╭─ MATERIAL PROVIDED

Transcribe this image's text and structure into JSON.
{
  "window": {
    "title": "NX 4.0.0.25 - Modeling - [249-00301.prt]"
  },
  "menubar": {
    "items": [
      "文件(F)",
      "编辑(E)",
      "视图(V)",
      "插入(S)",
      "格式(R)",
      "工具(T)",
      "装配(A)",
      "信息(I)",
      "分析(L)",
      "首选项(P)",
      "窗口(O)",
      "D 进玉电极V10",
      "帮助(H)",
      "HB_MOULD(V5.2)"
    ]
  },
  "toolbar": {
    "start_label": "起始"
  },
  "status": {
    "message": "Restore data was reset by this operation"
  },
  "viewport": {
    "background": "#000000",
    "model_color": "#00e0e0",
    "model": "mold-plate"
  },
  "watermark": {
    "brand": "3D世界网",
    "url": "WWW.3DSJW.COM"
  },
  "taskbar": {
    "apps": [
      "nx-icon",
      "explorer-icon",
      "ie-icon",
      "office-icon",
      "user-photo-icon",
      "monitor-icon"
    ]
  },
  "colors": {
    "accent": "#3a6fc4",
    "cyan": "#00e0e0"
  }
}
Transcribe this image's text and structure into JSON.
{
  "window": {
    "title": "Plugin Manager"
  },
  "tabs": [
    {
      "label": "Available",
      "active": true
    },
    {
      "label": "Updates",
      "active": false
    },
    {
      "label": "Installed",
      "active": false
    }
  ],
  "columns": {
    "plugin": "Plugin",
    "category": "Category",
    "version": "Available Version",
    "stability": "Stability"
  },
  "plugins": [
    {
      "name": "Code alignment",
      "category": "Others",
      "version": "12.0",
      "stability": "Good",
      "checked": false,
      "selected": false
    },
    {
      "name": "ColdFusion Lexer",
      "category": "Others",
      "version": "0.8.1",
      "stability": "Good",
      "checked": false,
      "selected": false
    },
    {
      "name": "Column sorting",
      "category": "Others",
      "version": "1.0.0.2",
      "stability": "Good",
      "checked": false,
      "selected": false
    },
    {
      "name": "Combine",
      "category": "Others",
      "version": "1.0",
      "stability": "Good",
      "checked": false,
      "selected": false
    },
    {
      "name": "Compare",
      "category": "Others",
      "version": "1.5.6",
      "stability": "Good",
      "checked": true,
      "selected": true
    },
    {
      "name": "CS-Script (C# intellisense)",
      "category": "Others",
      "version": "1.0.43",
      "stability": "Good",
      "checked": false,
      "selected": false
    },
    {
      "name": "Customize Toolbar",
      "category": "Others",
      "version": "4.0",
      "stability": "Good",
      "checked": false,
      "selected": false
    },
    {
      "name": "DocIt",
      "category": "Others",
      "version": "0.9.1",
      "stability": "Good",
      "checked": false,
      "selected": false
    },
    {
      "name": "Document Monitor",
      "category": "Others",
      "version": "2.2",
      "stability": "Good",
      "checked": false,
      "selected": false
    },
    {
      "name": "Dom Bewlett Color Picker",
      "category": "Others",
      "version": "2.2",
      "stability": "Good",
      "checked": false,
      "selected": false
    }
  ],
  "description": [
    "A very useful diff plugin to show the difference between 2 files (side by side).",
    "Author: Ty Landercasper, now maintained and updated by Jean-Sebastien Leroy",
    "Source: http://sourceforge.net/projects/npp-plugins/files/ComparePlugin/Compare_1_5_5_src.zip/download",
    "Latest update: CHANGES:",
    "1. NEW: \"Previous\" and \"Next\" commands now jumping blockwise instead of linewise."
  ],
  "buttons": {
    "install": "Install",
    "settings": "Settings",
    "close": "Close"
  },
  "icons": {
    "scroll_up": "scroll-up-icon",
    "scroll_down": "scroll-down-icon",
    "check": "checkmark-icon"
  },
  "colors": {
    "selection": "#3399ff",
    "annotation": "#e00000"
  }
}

╰─

• _WORK TO COMPLETE_
Exactly reproduce every line of the records.

• _RESPONSE TO THE TASK_
Transcribe this image's text and structure into JSON.
{
  "window": {
    "title": "NX 4.0.0.25 - Modeling - [249-00301.prt]"
  },
  "menubar": {
    "items": [
      "文件(F)",
      "编辑(E)",
      "视图(V)",
      "插入(S)",
      "格式(R)",
      "工具(T)",
      "装配(A)",
      "信息(I)",
      "分析(L)",
      "首选项(P)",
      "窗口(O)",
      "D 进玉电极V10",
      "帮助(H)",
      "HB_MOULD(V5.2)"
    ]
  },
  "toolbar": {
    "start_label": "起始"
  },
  "status": {
    "message": "Restore data was reset by this operation"
  },
  "viewport": {
    "background": "#000000",
    "model_color": "#00e0e0",
    "model": "mold-plate"
  },
  "watermark": {
    "brand": "3D世界网",
    "url": "WWW.3DSJW.COM"
  },
  "taskbar": {
    "apps": [
      "nx-icon",
      "explorer-icon",
      "ie-icon",
      "office-icon",
      "user-photo-icon",
      "monitor-icon"
    ]
  },
  "colors": {
    "accent": "#3a6fc4",
    "cyan": "#00e0e0"
  }
}
Transcribe this image's text and structure into JSON.
{
  "window": {
    "title": "Plugin Manager"
  },
  "tabs": [
    {
      "label": "Available",
      "active": true
    },
    {
      "label": "Updates",
      "active": false
    },
    {
      "label": "Installed",
      "active": false
    }
  ],
  "columns": {
    "plugin": "Plugin",
    "category": "Category",
    "version": "Available Version",
    "stability": "Stability"
  },
  "plugins": [
    {
      "name": "Code alignment",
      "category": "Others",
      "version": "12.0",
      "stability": "Good",
      "checked": false,
      "selected": false
    },
    {
      "name": "ColdFusion Lexer",
      "category": "Others",
      "version": "0.8.1",
      "stability": "Good",
      "checked": false,
      "selected": false
    },
    {
      "name": "Column sorting",
      "category": "Others",
      "version": "1.0.0.2",
      "stability": "Good",
      "checked": false,
      "selected": false
    },
    {
      "name": "Combine",
      "category": "Others",
      "version": "1.0",
      "stability": "Good",
      "checked": false,
      "selected": false
    },
    {
      "name": "Compare",
      "category": "Others",
      "version": "1.5.6",
      "stability": "Good",
      "checked": true,
      "selected": true
    },
    {
      "name": "CS-Script (C# intellisense)",
      "category": "Others",
      "version": "1.0.43",
      "stability": "Good",
      "checked": false,
      "selected": false
    },
    {
      "name": "Customize Toolbar",
      "category": "Others",
      "version": "4.0",
      "stability": "Good",
      "checked": false,
      "selected": false
    },
    {
      "name": "DocIt",
      "category": "Others",
      "version": "0.9.1",
      "stability": "Good",
      "checked": false,
      "selected": false
    },
    {
      "name": "Document Monitor",
      "category": "Others",
      "version": "2.2",
      "stability": "Good",
      "checked": false,
      "selected": false
    },
    {
      "name": "Dom Bewlett Color Picker",
      "category": "Others",
      "version": "2.2",
      "stability": "Good",
      "checked": false,
      "selected": false
    }
  ],
  "description": [
    "A very useful diff plugin to show the difference between 2 files (side by side).",
    "Author: Ty Landercasper, now maintained and updated by Jean-Sebastien Leroy",
    "Source: http://sourceforge.net/projects/npp-plugins/files/ComparePlugin/Compare_1_5_5_src.zip/download",
    "Latest update: CHANGES:",
    "1. NEW: \"Previous\" and \"Next\" commands now jumping blockwise instead of linewise."
  ],
  "buttons": {
    "install": "Install",
    "settings": "Settings",
    "close": "Close"
  },
  "icons": {
    "scroll_up": "scroll-up-icon",
    "scroll_down": "scroll-down-icon",
    "check": "checkmark-icon"
  },
  "colors": {
    "selection": "#3399ff",
    "annotation": "#e00000"
  }
}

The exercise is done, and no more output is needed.